| DO THIS |
Track down each line that has the word "server" and copy it.

| TASK MATERIAL |
--- START ---
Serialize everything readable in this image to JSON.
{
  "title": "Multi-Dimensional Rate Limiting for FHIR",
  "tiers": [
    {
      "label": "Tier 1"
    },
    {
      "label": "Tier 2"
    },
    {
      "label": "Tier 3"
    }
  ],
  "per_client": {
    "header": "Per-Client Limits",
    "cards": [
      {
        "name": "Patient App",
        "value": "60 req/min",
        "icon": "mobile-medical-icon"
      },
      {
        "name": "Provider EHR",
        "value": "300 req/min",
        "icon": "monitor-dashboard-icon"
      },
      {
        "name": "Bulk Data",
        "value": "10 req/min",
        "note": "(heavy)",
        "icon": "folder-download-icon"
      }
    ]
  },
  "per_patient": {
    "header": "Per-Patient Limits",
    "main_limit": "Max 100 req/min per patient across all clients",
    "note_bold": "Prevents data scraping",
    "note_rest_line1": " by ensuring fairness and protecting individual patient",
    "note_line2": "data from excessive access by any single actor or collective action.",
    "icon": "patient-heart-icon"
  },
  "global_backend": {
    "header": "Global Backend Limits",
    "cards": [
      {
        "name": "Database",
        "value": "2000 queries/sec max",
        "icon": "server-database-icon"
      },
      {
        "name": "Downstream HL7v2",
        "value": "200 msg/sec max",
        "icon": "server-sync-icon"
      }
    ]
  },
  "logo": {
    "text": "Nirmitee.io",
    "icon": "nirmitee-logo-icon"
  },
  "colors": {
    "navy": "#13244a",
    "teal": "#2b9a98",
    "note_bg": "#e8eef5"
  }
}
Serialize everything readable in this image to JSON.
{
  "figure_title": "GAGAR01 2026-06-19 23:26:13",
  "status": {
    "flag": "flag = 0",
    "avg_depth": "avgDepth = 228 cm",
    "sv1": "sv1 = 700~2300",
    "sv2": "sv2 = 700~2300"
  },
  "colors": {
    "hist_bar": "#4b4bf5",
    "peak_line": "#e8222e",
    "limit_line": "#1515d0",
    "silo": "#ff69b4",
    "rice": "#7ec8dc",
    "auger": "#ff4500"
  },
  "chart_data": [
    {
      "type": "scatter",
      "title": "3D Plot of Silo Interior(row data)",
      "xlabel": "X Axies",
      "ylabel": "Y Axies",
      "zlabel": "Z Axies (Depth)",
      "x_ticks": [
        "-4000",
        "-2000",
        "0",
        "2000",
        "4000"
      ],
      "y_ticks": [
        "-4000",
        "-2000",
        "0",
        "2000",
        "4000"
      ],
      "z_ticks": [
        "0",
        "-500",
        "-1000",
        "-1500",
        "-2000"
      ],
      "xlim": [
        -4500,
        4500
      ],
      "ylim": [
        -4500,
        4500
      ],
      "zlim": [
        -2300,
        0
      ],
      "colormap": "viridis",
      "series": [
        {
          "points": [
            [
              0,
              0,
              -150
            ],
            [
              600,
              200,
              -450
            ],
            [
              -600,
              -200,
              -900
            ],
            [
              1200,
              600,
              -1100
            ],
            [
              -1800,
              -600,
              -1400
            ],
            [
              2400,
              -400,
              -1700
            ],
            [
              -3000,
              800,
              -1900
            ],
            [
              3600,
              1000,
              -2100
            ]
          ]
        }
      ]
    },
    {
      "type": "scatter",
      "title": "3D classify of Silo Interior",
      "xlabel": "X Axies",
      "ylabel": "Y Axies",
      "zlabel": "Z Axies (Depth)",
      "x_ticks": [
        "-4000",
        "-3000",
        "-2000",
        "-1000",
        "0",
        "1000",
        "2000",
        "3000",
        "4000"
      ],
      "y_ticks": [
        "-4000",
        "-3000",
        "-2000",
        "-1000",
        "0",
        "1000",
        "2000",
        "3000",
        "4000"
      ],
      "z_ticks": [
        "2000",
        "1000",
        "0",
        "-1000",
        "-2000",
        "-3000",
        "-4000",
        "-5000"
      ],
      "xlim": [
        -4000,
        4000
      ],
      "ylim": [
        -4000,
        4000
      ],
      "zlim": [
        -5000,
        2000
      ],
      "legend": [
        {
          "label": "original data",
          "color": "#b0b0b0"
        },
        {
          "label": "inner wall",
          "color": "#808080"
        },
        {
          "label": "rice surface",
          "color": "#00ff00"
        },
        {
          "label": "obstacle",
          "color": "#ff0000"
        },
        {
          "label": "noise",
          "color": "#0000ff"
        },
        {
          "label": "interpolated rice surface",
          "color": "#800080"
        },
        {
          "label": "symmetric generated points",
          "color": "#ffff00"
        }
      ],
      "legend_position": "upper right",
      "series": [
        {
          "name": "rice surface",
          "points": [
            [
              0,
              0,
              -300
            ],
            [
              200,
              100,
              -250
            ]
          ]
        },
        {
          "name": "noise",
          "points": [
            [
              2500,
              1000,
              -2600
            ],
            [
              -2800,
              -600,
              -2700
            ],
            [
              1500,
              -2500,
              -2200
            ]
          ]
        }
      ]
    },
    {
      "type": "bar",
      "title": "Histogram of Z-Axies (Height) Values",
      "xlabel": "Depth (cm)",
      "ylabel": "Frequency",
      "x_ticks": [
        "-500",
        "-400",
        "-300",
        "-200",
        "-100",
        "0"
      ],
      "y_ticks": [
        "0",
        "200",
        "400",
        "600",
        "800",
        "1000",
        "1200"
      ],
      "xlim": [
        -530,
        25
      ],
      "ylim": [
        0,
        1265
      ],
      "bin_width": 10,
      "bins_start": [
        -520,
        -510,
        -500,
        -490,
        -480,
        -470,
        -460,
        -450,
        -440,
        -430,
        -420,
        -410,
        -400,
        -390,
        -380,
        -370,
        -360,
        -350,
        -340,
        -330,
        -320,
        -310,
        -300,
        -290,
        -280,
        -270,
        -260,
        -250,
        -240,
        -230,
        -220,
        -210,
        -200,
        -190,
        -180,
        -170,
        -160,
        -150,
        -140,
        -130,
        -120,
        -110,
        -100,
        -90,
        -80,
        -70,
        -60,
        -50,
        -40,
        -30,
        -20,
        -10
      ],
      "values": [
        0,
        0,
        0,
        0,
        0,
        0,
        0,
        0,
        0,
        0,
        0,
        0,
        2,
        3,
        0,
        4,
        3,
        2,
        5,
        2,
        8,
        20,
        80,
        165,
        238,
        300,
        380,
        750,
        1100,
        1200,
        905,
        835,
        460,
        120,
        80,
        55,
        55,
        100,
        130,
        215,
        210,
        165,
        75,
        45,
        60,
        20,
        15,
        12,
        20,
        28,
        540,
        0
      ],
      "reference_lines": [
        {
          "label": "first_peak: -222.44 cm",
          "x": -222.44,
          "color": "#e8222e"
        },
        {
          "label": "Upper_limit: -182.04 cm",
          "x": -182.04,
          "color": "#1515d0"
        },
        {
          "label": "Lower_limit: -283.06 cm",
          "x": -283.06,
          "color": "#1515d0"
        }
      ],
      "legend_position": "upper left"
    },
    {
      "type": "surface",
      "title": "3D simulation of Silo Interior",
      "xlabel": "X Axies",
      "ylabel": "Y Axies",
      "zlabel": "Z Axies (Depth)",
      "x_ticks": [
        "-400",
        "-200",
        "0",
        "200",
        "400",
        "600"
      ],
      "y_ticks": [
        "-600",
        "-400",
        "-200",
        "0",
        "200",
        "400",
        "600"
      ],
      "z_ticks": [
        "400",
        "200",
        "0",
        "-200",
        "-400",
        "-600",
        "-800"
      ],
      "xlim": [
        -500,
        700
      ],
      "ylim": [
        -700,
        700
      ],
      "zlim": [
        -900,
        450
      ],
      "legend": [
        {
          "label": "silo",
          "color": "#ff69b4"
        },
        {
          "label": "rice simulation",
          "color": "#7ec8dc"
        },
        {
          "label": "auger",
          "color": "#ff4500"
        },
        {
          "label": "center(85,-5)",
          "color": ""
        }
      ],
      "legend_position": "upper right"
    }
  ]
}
--- END ---
| SOLUTION FOR THIS PROBLEM |
        "icon": "server-database-icon"
        "icon": "server-sync-icon"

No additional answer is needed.